- _Excerpted records_:
——
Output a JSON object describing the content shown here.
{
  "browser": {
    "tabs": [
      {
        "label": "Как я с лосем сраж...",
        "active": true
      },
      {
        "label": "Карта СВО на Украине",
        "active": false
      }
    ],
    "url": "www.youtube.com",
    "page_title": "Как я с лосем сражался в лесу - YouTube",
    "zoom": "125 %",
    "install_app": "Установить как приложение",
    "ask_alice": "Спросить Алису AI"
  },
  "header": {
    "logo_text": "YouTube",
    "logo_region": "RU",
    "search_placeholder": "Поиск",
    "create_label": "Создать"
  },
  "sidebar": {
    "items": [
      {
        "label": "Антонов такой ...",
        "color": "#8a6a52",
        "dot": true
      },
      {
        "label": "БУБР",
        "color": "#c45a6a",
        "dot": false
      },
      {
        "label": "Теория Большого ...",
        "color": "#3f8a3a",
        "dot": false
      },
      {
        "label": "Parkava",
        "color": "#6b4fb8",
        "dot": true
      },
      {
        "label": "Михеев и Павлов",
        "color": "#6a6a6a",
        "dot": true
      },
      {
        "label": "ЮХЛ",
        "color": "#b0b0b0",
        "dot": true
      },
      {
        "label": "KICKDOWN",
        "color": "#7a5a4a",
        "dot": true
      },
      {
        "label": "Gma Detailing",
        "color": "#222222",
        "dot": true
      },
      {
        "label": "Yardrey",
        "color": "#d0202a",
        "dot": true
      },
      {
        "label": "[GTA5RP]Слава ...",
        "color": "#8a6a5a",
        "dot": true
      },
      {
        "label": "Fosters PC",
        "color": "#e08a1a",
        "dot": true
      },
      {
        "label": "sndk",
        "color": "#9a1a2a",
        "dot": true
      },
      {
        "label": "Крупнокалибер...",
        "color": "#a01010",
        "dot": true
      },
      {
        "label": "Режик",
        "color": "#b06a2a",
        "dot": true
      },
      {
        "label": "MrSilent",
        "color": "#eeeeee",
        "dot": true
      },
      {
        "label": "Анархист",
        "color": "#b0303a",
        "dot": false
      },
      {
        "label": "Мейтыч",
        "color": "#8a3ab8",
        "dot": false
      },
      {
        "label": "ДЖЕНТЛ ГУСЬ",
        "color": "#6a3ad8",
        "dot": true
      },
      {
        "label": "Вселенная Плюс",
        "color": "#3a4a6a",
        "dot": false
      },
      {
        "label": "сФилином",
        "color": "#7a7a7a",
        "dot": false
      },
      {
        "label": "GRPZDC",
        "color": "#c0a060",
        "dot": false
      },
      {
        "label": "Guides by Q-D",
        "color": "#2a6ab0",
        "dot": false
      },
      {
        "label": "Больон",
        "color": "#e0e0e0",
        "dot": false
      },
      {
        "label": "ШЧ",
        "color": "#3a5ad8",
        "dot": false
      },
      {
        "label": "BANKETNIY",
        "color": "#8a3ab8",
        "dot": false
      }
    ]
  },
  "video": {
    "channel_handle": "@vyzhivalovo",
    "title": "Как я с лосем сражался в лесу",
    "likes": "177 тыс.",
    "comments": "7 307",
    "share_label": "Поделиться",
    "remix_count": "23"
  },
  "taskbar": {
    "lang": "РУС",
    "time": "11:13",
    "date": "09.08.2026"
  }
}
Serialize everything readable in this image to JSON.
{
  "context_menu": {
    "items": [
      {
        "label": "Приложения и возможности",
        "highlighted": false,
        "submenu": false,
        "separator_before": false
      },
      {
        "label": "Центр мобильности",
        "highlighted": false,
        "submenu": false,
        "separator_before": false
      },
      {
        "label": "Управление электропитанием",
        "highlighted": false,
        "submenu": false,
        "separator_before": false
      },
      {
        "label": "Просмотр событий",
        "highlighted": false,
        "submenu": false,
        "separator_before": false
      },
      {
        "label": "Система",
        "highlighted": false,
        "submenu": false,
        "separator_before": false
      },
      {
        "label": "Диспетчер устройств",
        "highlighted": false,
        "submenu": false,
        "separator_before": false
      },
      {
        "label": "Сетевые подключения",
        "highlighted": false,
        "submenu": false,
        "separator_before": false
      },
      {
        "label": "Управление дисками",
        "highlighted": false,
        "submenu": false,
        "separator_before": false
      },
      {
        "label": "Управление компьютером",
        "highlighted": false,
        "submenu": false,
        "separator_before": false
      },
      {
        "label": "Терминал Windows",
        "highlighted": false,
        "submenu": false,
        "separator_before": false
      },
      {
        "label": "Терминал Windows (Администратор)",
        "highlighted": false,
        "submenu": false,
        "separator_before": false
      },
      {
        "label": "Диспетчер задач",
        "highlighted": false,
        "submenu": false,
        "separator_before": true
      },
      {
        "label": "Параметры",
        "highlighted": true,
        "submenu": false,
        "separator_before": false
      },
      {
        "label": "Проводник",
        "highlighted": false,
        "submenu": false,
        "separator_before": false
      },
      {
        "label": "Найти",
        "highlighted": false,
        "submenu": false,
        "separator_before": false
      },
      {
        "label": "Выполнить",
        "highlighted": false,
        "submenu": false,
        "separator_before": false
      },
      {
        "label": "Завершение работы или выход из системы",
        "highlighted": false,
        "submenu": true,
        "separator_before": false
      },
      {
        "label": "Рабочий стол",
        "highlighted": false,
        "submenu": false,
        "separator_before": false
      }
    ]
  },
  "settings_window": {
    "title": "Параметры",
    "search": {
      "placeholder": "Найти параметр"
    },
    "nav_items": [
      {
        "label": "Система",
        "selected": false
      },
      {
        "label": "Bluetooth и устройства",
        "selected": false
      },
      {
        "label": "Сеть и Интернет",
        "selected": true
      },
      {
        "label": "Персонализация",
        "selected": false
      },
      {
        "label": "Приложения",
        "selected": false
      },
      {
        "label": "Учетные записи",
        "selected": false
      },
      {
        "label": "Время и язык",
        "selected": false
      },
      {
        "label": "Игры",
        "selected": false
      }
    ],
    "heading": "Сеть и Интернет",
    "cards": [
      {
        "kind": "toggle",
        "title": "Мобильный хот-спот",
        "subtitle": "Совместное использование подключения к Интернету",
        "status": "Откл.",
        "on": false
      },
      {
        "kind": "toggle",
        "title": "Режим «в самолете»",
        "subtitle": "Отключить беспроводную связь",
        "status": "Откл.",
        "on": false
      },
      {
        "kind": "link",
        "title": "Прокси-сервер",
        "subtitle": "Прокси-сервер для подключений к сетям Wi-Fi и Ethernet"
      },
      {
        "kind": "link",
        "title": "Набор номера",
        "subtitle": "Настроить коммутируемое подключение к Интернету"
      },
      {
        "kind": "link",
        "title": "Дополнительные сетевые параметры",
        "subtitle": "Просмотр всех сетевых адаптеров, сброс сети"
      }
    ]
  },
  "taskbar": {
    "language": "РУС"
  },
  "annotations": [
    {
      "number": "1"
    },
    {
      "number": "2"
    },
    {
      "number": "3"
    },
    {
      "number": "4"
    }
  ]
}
——
- _To be done_:
Using the records above, pull out each line where the word "Управление" occurs.

- _Reply to the task_:
        "label": "Управление электропитанием",
        "label": "Управление дисками",
        "label": "Управление компьютером",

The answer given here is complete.